GIVEN TASK> Copy every line that contains the string "освещенность" from the entries below.

MATERIAL FOR THIS EXERCISE>
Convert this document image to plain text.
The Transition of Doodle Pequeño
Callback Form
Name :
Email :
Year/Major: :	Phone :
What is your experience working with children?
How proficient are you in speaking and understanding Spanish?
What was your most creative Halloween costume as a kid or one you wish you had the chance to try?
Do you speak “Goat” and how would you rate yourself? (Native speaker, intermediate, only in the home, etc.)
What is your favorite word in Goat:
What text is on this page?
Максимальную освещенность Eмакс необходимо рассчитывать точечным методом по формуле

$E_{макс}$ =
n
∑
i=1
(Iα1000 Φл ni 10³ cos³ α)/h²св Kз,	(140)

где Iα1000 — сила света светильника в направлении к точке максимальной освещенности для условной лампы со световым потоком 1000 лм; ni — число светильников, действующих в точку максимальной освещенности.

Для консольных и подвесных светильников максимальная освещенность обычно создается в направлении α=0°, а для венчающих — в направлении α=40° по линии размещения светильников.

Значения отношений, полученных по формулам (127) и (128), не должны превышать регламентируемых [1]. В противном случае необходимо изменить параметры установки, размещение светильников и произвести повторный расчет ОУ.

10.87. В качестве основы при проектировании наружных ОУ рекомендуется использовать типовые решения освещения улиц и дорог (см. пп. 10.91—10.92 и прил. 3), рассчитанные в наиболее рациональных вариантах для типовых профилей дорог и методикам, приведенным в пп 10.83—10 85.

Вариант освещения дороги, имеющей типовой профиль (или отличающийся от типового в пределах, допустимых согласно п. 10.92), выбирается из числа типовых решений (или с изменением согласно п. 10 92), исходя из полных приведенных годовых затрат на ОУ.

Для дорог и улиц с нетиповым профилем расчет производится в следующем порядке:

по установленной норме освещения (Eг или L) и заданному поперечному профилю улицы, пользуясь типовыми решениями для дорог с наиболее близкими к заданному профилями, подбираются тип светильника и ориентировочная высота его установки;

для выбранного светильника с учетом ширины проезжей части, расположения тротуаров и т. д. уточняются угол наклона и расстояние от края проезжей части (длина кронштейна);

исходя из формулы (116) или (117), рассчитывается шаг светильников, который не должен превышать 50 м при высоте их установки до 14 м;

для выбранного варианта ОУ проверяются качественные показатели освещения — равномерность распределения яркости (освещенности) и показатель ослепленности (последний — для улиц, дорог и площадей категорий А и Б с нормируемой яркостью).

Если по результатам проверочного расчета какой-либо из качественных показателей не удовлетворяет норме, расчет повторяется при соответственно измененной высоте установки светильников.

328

FINISHED ANSWER>
Максимальную освещенность Eмакс необходимо рассчитывать точечным методом по формуле
Для консольных и подвесных светильников максимальная освещенность обычно создается в направлении α=0°, а для венчающих — в направлении α=40° по линии размещения светильников.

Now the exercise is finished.